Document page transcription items
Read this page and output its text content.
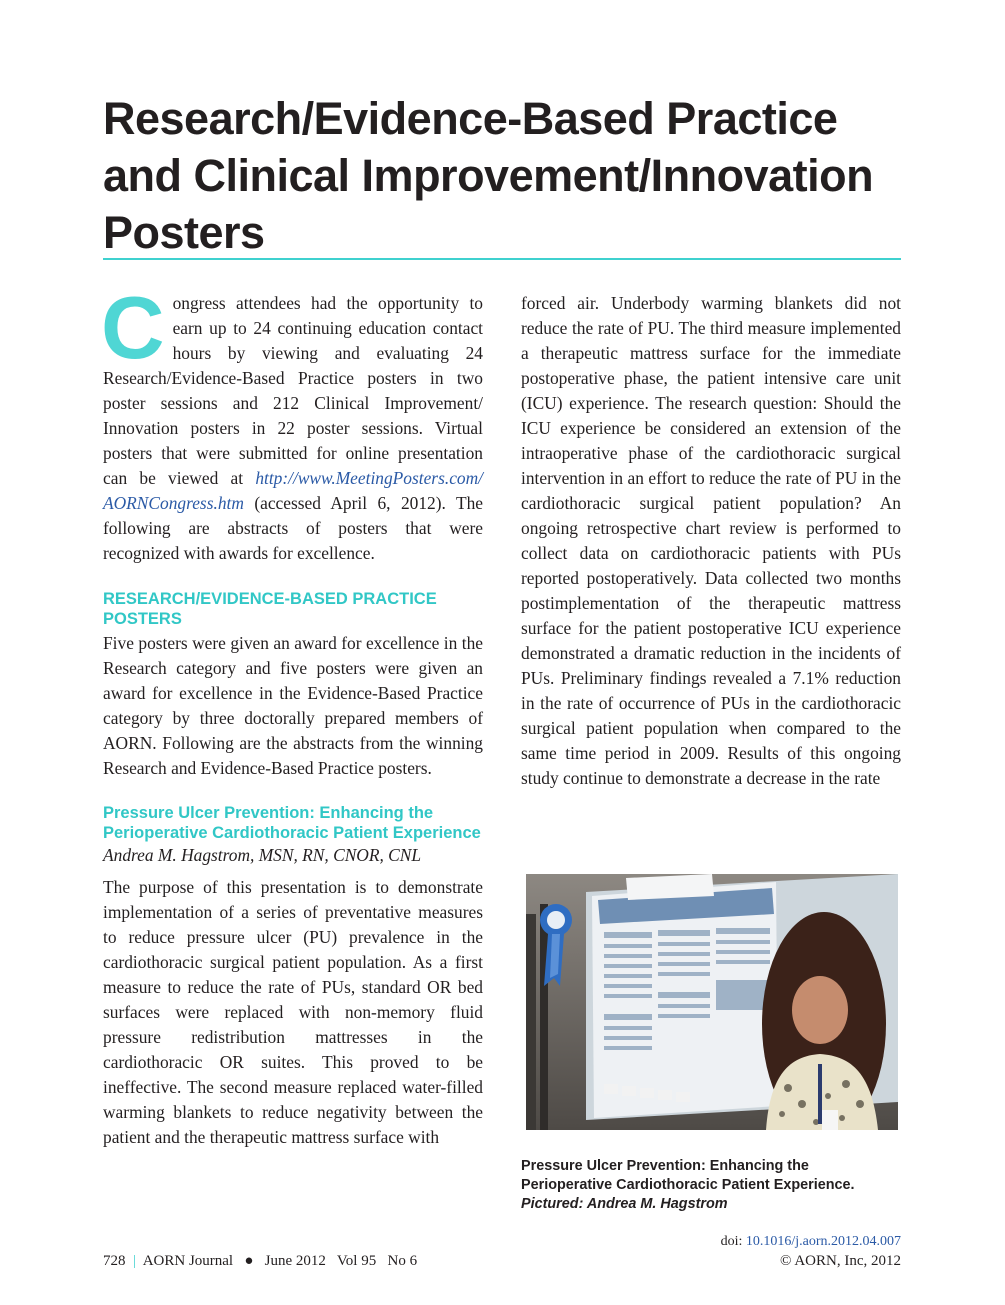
Research/Evidence-Based Practice and Clinical Improvement/Innovation Posters

Congress attendees had the opportunity to earn up to 24 continuing education contact hours by viewing and evaluating 24 Research/Evidence-Based Practice posters in two poster sessions and 212 Clinical Improvement/ Innovation posters in 22 poster sessions. Virtual posters that were submitted for online presentation can be viewed at http://www.MeetingPosters.com/ AORNCongress.htm (accessed April 6, 2012). The following are abstracts of posters that were recognized with awards for excellence.

RESEARCH/EVIDENCE-BASED PRACTICE POSTERS

Five posters were given an award for excellence in the Research category and five posters were given an award for excellence in the Evidence-Based Practice category by three doctorally prepared members of AORN. Following are the abstracts from the winning Research and Evidence-Based Practice posters.

Pressure Ulcer Prevention: Enhancing the Perioperative Cardiothoracic Patient Experience

Andrea M. Hagstrom, MSN, RN, CNOR, CNL

The purpose of this presentation is to demonstrate implementation of a series of preventative measures to reduce pressure ulcer (PU) prevalence in the cardiothoracic surgical patient population. As a first measure to reduce the rate of PUs, standard OR bed surfaces were replaced with non-memory fluid pressure redistribution mattresses in the cardiothoracic OR suites. This proved to be ineffective. The second measure replaced water-filled warming blankets to reduce negativity between the patient and the therapeutic mattress surface with

forced air. Underbody warming blankets did not reduce the rate of PU. The third measure implemented a therapeutic mattress surface for the immediate postoperative phase, the patient intensive care unit (ICU) experience. The research question: Should the ICU experience be considered an extension of the intraoperative phase of the cardiothoracic surgical intervention in an effort to reduce the rate of PU in the cardiothoracic surgical patient population? An ongoing retrospective chart review is performed to collect data on cardiothoracic patients with PUs reported postoperatively. Data collected two months postimplementation of the therapeutic mattress surface for the patient postoperative ICU experience demonstrated a dramatic reduction in the incidents of PUs. Preliminary findings revealed a 7.1% reduction in the rate of occurrence of PUs in the cardiothoracic surgical patient population when compared to the same time period in 2009. Results of this ongoing study continue to demonstrate a decrease in the rate

Pressure Ulcer Prevention: Enhancing the Perioperative Cardiothoracic Patient Experience. Pictured: Andrea M. Hagstrom
doi: 10.1016/j.aorn.2012.04.007
© AORN, Inc, 2012
728  |  AORN Journal   ●   June 2012 Vol 95 No 6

● Exercise aim
Filter the entries above down to the lines that contain the word "Perioperative".

● Exercise solution
Pressure Ulcer Prevention: Enhancing the Perioperative Cardiothoracic Patient Experience
Pressure Ulcer Prevention: Enhancing the Perioperative Cardiothoracic Patient Experience. Pictured: Andrea M. Hagstrom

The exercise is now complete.